▶ **Instructions for the task**
A line counts if it contains the string "carrito"; say how many such lines there are, giving only the number.
......
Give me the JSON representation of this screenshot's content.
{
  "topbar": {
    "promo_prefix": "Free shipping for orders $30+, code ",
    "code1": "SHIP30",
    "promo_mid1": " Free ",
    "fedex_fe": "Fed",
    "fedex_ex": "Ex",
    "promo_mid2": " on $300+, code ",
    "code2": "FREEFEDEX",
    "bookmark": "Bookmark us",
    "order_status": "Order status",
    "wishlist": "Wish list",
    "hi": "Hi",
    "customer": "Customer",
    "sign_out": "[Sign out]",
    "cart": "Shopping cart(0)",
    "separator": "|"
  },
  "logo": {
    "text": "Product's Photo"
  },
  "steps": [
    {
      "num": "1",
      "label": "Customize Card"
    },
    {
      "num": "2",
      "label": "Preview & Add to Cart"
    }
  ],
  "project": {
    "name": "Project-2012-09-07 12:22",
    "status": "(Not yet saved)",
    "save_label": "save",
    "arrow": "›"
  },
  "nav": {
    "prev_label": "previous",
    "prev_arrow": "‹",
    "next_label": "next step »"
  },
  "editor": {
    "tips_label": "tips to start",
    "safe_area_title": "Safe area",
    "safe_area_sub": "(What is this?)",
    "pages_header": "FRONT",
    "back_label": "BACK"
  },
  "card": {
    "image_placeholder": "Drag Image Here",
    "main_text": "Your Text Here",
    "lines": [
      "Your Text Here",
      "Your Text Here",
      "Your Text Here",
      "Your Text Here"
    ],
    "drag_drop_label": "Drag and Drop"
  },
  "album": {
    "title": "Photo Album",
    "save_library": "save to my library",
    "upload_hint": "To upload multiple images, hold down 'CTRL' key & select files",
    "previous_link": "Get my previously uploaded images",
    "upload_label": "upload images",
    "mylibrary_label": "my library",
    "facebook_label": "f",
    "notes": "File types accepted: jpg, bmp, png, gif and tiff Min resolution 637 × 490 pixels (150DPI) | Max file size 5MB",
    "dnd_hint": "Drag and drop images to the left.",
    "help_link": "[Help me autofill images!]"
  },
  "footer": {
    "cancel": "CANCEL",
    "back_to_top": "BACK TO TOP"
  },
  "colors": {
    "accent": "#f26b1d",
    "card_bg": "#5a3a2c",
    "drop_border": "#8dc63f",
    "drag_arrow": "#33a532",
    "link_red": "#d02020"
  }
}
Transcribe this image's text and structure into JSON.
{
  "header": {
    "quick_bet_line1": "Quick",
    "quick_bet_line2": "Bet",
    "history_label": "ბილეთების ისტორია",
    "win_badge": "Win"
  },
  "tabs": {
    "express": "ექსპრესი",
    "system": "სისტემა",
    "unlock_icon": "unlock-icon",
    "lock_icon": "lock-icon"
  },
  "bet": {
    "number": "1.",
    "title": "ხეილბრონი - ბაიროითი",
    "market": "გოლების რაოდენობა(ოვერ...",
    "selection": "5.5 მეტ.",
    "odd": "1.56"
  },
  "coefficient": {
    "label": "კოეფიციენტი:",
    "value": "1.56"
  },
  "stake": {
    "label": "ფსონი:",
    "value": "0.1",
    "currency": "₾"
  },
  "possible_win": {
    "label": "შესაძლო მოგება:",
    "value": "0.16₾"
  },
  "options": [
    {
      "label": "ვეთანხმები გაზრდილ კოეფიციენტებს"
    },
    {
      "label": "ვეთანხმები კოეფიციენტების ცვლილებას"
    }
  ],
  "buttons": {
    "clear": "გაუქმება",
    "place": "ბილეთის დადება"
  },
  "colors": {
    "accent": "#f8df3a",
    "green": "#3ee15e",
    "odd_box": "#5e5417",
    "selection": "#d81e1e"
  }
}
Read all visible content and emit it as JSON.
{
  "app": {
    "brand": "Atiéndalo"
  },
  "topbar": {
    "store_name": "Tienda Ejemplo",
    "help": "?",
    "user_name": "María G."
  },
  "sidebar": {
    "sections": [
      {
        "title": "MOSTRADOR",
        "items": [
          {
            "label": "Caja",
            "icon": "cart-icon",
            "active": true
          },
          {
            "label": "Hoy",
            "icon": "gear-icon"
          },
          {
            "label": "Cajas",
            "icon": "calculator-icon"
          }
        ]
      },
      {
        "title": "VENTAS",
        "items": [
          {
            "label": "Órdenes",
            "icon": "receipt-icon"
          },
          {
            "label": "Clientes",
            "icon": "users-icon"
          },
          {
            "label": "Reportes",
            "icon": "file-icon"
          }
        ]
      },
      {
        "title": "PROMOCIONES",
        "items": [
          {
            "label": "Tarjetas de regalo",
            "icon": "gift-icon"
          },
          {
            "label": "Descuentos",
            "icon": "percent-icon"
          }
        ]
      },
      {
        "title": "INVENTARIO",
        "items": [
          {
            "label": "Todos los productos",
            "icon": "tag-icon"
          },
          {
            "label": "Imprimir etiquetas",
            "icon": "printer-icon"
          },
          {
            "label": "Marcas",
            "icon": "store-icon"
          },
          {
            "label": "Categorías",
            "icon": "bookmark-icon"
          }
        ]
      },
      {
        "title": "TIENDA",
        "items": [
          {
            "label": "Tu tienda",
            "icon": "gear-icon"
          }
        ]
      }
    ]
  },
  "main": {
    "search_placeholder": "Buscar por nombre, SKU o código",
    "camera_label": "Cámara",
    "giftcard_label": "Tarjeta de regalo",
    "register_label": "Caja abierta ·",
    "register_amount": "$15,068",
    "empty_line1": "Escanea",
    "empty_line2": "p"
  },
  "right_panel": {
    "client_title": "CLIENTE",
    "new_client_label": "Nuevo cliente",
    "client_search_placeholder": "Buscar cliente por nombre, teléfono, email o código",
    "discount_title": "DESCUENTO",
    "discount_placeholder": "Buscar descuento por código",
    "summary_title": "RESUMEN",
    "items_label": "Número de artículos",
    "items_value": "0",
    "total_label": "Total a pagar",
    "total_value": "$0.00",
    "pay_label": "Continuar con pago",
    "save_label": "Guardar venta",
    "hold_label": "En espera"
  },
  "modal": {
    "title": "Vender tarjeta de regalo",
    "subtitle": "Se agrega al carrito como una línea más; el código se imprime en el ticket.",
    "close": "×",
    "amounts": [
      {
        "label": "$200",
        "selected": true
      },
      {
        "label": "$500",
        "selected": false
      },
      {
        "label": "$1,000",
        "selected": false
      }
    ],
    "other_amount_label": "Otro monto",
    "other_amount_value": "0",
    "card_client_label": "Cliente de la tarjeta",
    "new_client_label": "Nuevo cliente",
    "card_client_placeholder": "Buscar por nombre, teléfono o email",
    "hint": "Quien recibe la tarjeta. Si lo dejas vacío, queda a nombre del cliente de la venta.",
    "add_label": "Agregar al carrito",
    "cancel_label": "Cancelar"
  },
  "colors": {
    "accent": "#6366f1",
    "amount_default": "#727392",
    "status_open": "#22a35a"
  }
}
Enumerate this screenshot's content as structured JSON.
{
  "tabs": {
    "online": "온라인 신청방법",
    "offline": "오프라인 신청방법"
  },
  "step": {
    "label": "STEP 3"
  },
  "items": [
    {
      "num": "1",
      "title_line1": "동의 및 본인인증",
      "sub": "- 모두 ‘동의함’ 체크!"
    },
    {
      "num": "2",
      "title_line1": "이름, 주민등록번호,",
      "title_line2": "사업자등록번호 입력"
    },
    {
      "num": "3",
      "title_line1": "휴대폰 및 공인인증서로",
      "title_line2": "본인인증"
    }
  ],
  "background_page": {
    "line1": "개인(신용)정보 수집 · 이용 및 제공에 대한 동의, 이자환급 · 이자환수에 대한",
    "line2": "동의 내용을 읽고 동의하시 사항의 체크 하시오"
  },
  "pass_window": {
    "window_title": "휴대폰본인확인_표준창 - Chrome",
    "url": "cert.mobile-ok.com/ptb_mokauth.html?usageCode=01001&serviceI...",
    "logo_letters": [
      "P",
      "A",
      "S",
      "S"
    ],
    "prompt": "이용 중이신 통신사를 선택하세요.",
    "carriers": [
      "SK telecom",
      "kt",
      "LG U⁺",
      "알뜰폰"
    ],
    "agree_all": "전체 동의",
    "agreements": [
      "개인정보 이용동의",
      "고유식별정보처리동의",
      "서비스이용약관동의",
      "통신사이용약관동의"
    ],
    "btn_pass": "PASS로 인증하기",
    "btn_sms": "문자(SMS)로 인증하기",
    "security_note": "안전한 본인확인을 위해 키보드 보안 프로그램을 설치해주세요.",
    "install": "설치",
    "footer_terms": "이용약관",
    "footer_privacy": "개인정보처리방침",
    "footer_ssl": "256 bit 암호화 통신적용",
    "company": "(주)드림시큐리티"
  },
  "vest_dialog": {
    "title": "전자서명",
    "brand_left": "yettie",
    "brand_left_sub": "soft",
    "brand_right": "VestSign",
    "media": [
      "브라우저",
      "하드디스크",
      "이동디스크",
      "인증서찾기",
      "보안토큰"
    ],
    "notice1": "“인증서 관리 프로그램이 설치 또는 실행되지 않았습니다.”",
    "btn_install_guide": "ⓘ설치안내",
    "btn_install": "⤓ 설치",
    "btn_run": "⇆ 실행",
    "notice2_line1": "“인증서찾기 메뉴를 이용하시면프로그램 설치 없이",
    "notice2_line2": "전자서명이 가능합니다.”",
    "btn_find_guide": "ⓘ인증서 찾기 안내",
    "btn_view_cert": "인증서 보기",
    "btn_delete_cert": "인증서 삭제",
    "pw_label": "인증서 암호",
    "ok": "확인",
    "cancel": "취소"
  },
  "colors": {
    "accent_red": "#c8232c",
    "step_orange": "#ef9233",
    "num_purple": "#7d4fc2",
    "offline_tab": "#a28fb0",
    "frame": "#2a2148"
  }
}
......
▶ **Output below**
2